▸ **Exercise goal**
Please count the lines in the listing below where the word "continens" appears. Give the number only.

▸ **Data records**

========

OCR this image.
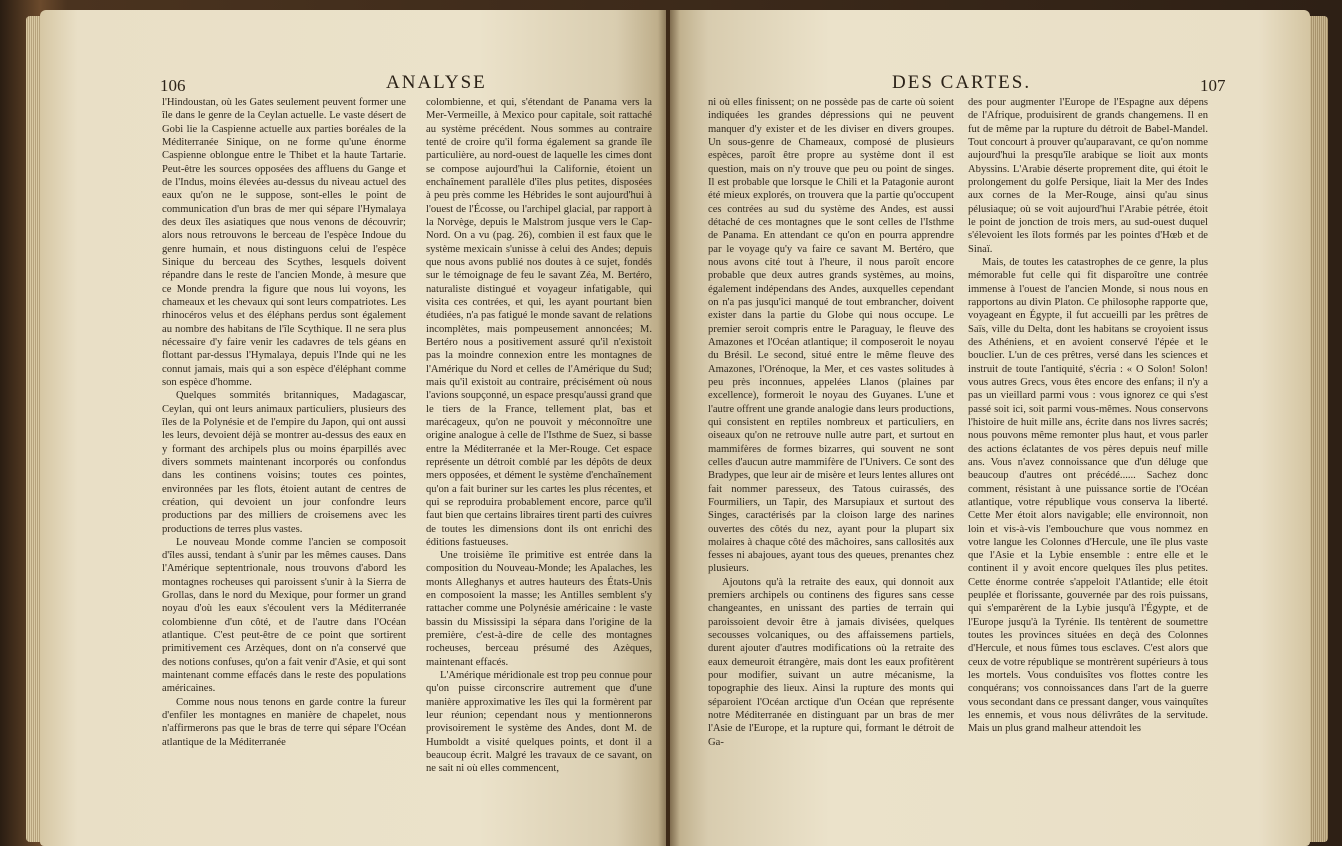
106	ANALYSE

l'Hindoustan, où les Gates seulement peuvent former une île dans le genre de la Ceylan actuelle. Le vaste désert de Gobi lie la Caspienne actuelle aux parties boréales de la Méditerranée Sinique, on ne forme qu'une énorme Caspienne oblongue entre le Thibet et la haute Tartarie. Peut-être les sources opposées des affluens du Gange et de l'Indus, moins élevées au-dessus du niveau actuel des eaux qu'on ne le suppose, sont-elles le point de communication d'un bras de mer qui sépare l'Hymalaya des deux îles asiatiques que nous venons de découvrir; alors nous retrouvons le berceau de l'espèce Indoue du genre humain, et nous distinguons celui de l'espèce Sinique du berceau des Scythes, lesquels doivent répandre dans le reste de l'ancien Monde, à mesure que ce Monde prendra la figure que nous lui voyons, les chameaux et les chevaux qui sont leurs compatriotes. Les rhinocéros velus et des éléphans perdus sont également au nombre des habitans de l'île Scythique. Il ne sera plus nécessaire d'y faire venir les cadavres de tels géans en flottant par-dessus l'Hymalaya, depuis l'Inde qui ne les connut jamais, mais qui a son espèce d'éléphant comme son espèce d'homme.

Quelques sommités britanniques, Madagascar, Ceylan, qui ont leurs animaux particuliers, plusieurs des îles de la Polynésie et de l'empire du Japon, qui ont aussi les leurs, devoient déjà se montrer au-dessus des eaux en y formant des archipels plus ou moins éparpillés avec divers sommets maintenant incorporés ou confondus dans les continens voisins; toutes ces pointes, environnées par les flots, étoient autant de centres de création, qui devoient un jour confondre leurs productions par des milliers de croisemens avec les productions de terres plus vastes.

Le nouveau Monde comme l'ancien se composoit d'îles aussi, tendant à s'unir par les mêmes causes. Dans l'Amérique septentrionale, nous trouvons d'abord les montagnes rocheuses qui paroissent s'unir à la Sierra de Grollas, dans le nord du Mexique, pour former un grand noyau d'où les eaux s'écoulent vers la Méditerranée colombienne d'un côté, et de l'autre dans l'Océan atlantique. C'est peut-être de ce point que sortirent primitivement ces Arzèques, dont on n'a conservé que des notions confuses, qu'on a fait venir d'Asie, et qui sont maintenant comme effacés dans le reste des populations américaines.

Comme nous nous tenons en garde contre la fureur d'enfiler les montagnes en manière de chapelet, nous n'affirmerons pas que le bras de terre qui sépare l'Océan atlantique de la Méditerranée

colombienne, et qui, s'étendant de Panama vers la Mer-Vermeille, à Mexico pour capitale, soit rattaché au système précédent. Nous sommes au contraire tenté de croire qu'il forma également sa grande île particulière, au nord-ouest de laquelle les cimes dont se compose aujourd'hui la Californie, étoient un enchaînement parallèle d'îles plus petites, disposées à peu près comme les Hébrides le sont aujourd'hui à l'ouest de l'Écosse, ou l'archipel glacial, par rapport à la Norvège, depuis le Malstrom jusque vers le Cap-Nord. On a vu (pag. 26), combien il est faux que le système mexicain s'unisse à celui des Andes; depuis que nous avons publié nos doutes à ce sujet, fondés sur le témoignage de feu le savant Zéa, M. Bertéro, naturaliste distingué et voyageur infatigable, qui visita ces contrées, et qui, les ayant pourtant bien étudiées, n'a pas fatigué le monde savant de relations incomplètes, mais pompeusement annoncées; M. Bertéro nous a positivement assuré qu'il n'existoit pas la moindre connexion entre les montagnes de l'Amérique du Nord et celles de l'Amérique du Sud; mais qu'il existoit au contraire, précisément où nous l'avions soupçonné, un espace presqu'aussi grand que le tiers de la France, tellement plat, bas et marécageux, qu'on ne pouvoit y méconnoître une origine analogue à celle de l'Isthme de Suez, si basse entre la Méditerranée et la Mer-Rouge. Cet espace représente un détroit comblé par les dépôts de deux mers opposées, et dément le système d'enchaînement qu'on a fait buriner sur les cartes les plus récentes, et qui se reproduira probablement encore, parce qu'il faut bien que certains libraires tirent parti des cuivres de toutes les dimensions dont ils ont enrichi des éditions fastueuses.

Une troisième île primitive est entrée dans la composition du Nouveau-Monde; les Apalaches, les monts Alleghanys et autres hauteurs des États-Unis en composoient la masse; les Antilles semblent s'y rattacher comme une Polynésie américaine : le vaste bassin du Mississipi la sépara dans l'origine de la première, c'est-à-dire de celle des montagnes rocheuses, berceau présumé des Azèques, maintenant effacés.

L'Amérique méridionale est trop peu connue pour qu'on puisse circonscrire autrement que d'une manière approximative les îles qui la formèrent par leur réunion; cependant nous y mentionnerons provisoirement le système des Andes, dont M. de Humboldt a visité quelques points, et dont il a beaucoup écrit. Malgré les travaux de ce savant, on ne sait ni où elles commencent,

DES CARTES.	107

ni où elles finissent; on ne possède pas de carte où soient indiquées les grandes dépressions qui ne peuvent manquer d'y exister et de les diviser en divers groupes. Un sous-genre de Chameaux, composé de plusieurs espèces, paroît être propre au système dont il est question, mais on n'y trouve que peu ou point de singes. Il est probable que lorsque le Chili et la Patagonie auront été mieux explorés, on trouvera que la partie qu'occupent ces contrées au sud du système des Andes, est aussi détaché de ces montagnes que le sont celles de l'Isthme de Panama. En attendant ce qu'on en pourra apprendre par le voyage qu'y va faire ce savant M. Bertéro, que nous avons cité tout à l'heure, il nous paroît encore probable que deux autres grands systèmes, au moins, également indépendans des Andes, auxquelles cependant on n'a pas jusqu'ici manqué de tout embrancher, doivent exister dans la partie du Globe qui nous occupe. Le premier seroit compris entre le Paraguay, le fleuve des Amazones et l'Océan atlantique; il composeroit le noyau du Brésil. Le second, situé entre le même fleuve des Amazones, l'Orénoque, la Mer, et ces vastes solitudes à peu près inconnues, appelées Llanos (plaines par excellence), formeroit le noyau des Guyanes. L'une et l'autre offrent une grande analogie dans leurs productions, qui consistent en reptiles nombreux et particuliers, en oiseaux qu'on ne retrouve nulle autre part, et surtout en mammifères de formes bizarres, qui souvent ne sont celles d'aucun autre mammifère de l'Univers. Ce sont des Bradypes, que leur air de misère et leurs lentes allures ont fait nommer paresseux, des Tatous cuirassés, des Fourmiliers, un Tapir, des Marsupiaux et surtout des Singes, caractérisés par la cloison large des narines ouvertes des côtés du nez, ayant pour la plupart six molaires à chaque côté des mâchoires, sans callosités aux fesses ni abajoues, ayant tous des queues, prenantes chez plusieurs.

Ajoutons qu'à la retraite des eaux, qui donnoit aux premiers archipels ou continens des figures sans cesse changeantes, en unissant des parties de terrain qui paroissoient devoir être à jamais divisées, quelques secousses volcaniques, ou des affaissemens partiels, durent ajouter d'autres modifications où la retraite des eaux demeuroit étrangère, mais dont les eaux profitèrent pour modifier, suivant un autre mécanisme, la topographie des lieux. Ainsi la rupture des monts qui séparoient l'Océan arctique d'un Océan que représente notre Méditerranée en distinguant par un bras de mer l'Asie de l'Europe, et la rupture qui, formant le détroit de Ga-

des pour augmenter l'Europe de l'Espagne aux dépens de l'Afrique, produisirent de grands changemens. Il en fut de même par la rupture du détroit de Babel-Mandel. Tout concourt à prouver qu'auparavant, ce qu'on nomme aujourd'hui la presqu'île arabique se lioit aux monts Abyssins. L'Arabie déserte proprement dite, qui étoit le prolongement du golfe Persique, liait la Mer des Indes aux cornes de la Mer-Rouge, ainsi qu'au sinus pélusiaque; où se voit aujourd'hui l'Arabie pétrée, étoit le point de jonction de trois mers, au sud-ouest duquel s'élevoient les îlots formés par les pointes d'Hœb et de Sinaï.

Mais, de toutes les catastrophes de ce genre, la plus mémorable fut celle qui fit disparoître une contrée immense à l'ouest de l'ancien Monde, si nous nous en rapportons au divin Platon. Ce philosophe rapporte que, voyageant en Égypte, il fut accueilli par les prêtres de Saïs, ville du Delta, dont les habitans se croyoient issus des Athéniens, et en avoient conservé l'épée et le bouclier. L'un de ces prêtres, versé dans les sciences et instruit de toute l'antiquité, s'écria : « O Solon! Solon! vous autres Grecs, vous êtes encore des enfans; il n'y a pas un vieillard parmi vous : vous ignorez ce qui s'est passé soit ici, soit parmi vous-mêmes. Nous conservons l'histoire de huit mille ans, écrite dans nos livres sacrés; nous pouvons même remonter plus haut, et vous parler des actions éclatantes de vos pères depuis neuf mille ans. Vous n'avez connoissance que d'un déluge que beaucoup d'autres ont précédé...... Sachez donc comment, résistant à une puissance sortie de l'Océan atlantique, votre république vous conserva la liberté. Cette Mer étoit alors navigable; elle environnoit, non loin et vis-à-vis l'embouchure que vous nommez en votre langue les Colonnes d'Hercule, une île plus vaste que l'Asie et la Lybie ensemble : entre elle et le continent il y avoit encore quelques îles plus petites. Cette énorme contrée s'appeloit l'Atlantide; elle étoit peuplée et florissante, gouvernée par des rois puissans, qui s'emparèrent de la Lybie jusqu'à l'Égypte, et de l'Europe jusqu'à la Tyrénie. Ils tentèrent de soumettre toutes les provinces situées en deçà des Colonnes d'Hercule, et nous fûmes tous esclaves. C'est alors que ceux de votre république se montrèrent supérieurs à tous les mortels. Vous conduisîtes vos flottes contre les conquérans; vos connoissances dans l'art de la guerre vous secondant dans ce pressant danger, vous vainquîtes les ennemis, et vous nous délivrâtes de la servitude. Mais un plus grand malheur attendoit les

========

▸ **Worked solution**
2